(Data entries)
☆ ☆ ☆ ☆

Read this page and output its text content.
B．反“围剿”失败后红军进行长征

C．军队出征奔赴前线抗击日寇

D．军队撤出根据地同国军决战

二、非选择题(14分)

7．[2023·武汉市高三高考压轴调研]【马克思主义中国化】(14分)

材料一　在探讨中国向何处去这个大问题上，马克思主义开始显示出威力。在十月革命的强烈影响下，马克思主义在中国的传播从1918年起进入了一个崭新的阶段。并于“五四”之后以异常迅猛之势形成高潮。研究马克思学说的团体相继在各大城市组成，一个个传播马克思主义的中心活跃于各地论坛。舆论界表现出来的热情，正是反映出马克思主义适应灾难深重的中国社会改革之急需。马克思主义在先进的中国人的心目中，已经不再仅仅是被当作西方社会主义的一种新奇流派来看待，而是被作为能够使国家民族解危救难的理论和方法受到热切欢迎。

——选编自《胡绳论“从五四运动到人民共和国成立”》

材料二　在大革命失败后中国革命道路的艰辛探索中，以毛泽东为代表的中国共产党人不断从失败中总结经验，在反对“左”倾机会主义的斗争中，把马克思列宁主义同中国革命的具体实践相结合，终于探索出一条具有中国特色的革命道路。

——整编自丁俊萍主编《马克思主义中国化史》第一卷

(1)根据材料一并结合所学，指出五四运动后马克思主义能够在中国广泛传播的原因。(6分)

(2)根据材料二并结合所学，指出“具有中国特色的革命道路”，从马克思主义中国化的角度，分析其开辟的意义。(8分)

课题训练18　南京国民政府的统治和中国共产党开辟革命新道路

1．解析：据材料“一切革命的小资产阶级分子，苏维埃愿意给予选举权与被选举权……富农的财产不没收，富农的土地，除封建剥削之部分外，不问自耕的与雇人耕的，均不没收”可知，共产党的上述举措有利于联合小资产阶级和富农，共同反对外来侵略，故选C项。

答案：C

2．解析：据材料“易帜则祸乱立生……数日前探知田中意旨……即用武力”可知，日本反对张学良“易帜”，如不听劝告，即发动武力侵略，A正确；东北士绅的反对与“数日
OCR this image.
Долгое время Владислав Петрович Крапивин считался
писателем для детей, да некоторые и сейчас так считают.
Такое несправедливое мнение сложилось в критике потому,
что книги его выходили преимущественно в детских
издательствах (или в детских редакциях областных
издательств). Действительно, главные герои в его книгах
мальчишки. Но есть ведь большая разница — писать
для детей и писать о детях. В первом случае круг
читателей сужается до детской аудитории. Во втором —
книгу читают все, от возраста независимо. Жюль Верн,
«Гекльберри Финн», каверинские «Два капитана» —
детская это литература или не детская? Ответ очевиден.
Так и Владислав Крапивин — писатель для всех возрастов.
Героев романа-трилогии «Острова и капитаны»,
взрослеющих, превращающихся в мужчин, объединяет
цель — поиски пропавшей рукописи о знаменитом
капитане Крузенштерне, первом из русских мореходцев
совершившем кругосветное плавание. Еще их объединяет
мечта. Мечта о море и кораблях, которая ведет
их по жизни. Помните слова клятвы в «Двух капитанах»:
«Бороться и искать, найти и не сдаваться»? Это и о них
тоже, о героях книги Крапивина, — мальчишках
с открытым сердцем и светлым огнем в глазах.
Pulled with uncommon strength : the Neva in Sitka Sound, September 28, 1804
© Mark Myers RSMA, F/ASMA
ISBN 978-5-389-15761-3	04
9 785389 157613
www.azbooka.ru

☆ ☆ ☆ ☆

= WHAT THE EXERCISE ASKS =
Find the word "Владислав" in the records and pull out each line that has it.

= WRITTEN SOLUTION =
Долгое время Владислав Петрович Крапивин считался
Так и Владислав Крапивин — писатель для всех возрастов.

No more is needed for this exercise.